Exercise inputs:
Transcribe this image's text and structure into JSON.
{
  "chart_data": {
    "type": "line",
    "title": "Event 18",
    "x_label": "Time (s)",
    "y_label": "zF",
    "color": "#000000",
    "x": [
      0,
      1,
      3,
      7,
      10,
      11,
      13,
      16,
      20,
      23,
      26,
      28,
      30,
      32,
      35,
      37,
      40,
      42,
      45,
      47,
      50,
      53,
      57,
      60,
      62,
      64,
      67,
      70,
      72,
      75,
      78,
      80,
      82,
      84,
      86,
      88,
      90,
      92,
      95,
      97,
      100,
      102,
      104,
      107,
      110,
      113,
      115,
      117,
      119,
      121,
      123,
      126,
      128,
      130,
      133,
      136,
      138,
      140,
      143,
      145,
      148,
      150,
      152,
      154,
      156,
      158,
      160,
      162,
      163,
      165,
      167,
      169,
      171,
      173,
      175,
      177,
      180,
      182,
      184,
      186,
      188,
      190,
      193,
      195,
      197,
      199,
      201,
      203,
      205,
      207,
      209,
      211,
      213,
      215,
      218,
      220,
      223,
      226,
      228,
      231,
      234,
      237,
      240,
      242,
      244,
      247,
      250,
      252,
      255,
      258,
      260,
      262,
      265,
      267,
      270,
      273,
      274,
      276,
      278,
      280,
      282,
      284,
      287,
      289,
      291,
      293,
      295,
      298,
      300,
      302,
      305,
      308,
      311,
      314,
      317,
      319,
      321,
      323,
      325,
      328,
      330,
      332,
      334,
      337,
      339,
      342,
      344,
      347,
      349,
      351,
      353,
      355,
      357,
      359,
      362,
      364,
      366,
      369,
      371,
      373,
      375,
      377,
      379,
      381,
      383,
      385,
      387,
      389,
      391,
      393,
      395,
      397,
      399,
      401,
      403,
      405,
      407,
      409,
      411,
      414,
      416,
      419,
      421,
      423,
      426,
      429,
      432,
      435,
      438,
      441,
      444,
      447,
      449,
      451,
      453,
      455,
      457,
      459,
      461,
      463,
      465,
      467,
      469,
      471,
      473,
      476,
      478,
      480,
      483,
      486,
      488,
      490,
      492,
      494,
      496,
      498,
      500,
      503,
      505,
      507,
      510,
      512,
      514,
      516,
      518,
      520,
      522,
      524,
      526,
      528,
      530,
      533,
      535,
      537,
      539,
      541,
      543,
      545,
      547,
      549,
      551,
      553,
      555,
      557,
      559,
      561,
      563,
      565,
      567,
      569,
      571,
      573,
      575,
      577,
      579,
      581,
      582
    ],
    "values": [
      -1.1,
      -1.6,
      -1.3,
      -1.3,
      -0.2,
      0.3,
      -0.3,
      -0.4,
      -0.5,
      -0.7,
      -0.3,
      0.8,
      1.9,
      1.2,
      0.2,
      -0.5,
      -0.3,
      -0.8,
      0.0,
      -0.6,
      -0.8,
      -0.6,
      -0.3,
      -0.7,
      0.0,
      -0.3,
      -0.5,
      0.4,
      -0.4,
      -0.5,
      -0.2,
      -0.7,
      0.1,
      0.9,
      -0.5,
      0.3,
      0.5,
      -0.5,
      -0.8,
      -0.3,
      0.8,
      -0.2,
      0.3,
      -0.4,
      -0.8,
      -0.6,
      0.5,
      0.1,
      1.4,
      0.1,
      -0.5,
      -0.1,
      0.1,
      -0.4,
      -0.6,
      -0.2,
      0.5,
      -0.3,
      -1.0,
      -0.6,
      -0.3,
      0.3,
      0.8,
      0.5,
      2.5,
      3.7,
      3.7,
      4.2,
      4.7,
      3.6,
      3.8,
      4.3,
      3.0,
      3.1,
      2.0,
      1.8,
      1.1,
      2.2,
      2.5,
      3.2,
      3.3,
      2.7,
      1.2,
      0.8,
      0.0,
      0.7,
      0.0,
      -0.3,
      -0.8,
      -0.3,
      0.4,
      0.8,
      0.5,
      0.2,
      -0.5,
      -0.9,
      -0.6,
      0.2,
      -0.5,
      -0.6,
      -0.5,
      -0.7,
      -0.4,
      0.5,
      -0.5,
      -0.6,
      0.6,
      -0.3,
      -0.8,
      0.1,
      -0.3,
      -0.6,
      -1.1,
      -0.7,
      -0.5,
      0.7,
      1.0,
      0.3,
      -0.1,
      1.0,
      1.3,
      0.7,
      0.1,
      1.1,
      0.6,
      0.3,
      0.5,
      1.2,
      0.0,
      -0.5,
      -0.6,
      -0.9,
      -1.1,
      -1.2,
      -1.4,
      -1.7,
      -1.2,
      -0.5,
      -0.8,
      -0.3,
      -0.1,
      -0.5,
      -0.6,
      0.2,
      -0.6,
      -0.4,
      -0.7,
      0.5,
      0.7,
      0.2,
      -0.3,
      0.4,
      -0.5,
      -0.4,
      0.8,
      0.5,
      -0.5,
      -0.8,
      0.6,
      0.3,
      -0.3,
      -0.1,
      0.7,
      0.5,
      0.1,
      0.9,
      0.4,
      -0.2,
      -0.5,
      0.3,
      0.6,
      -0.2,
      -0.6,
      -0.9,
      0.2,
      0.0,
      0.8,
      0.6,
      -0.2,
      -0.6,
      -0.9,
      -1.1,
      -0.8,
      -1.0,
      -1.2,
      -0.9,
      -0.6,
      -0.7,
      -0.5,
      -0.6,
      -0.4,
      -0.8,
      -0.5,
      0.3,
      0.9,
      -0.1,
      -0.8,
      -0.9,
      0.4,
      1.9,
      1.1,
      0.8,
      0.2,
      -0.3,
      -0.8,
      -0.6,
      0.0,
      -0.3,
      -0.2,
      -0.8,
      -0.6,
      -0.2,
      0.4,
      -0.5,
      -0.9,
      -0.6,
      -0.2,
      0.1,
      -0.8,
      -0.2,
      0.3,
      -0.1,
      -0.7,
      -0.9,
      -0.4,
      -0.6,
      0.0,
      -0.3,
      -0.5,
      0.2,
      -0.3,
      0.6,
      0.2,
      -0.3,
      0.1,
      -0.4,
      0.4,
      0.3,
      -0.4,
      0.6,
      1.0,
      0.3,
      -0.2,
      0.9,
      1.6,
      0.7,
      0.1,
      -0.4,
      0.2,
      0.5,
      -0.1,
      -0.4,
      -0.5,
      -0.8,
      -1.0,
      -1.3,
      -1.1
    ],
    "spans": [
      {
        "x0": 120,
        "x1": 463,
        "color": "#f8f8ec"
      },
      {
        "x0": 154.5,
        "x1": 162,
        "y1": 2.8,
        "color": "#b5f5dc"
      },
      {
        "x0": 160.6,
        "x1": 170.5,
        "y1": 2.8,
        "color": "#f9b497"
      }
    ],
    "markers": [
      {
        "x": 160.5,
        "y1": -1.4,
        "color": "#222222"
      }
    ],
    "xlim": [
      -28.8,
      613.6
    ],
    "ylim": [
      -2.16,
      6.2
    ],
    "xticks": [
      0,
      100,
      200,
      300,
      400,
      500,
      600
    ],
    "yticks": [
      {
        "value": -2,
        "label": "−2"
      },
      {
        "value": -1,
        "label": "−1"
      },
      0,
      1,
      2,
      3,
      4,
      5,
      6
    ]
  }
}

What the task asks: Show all lines from the listing above in which "color" appears.

Written answer:
    "color": "#000000",
        "color": "#f8f8ec"
        "color": "#b5f5dc"
        "color": "#f9b497"
        "color": "#222222"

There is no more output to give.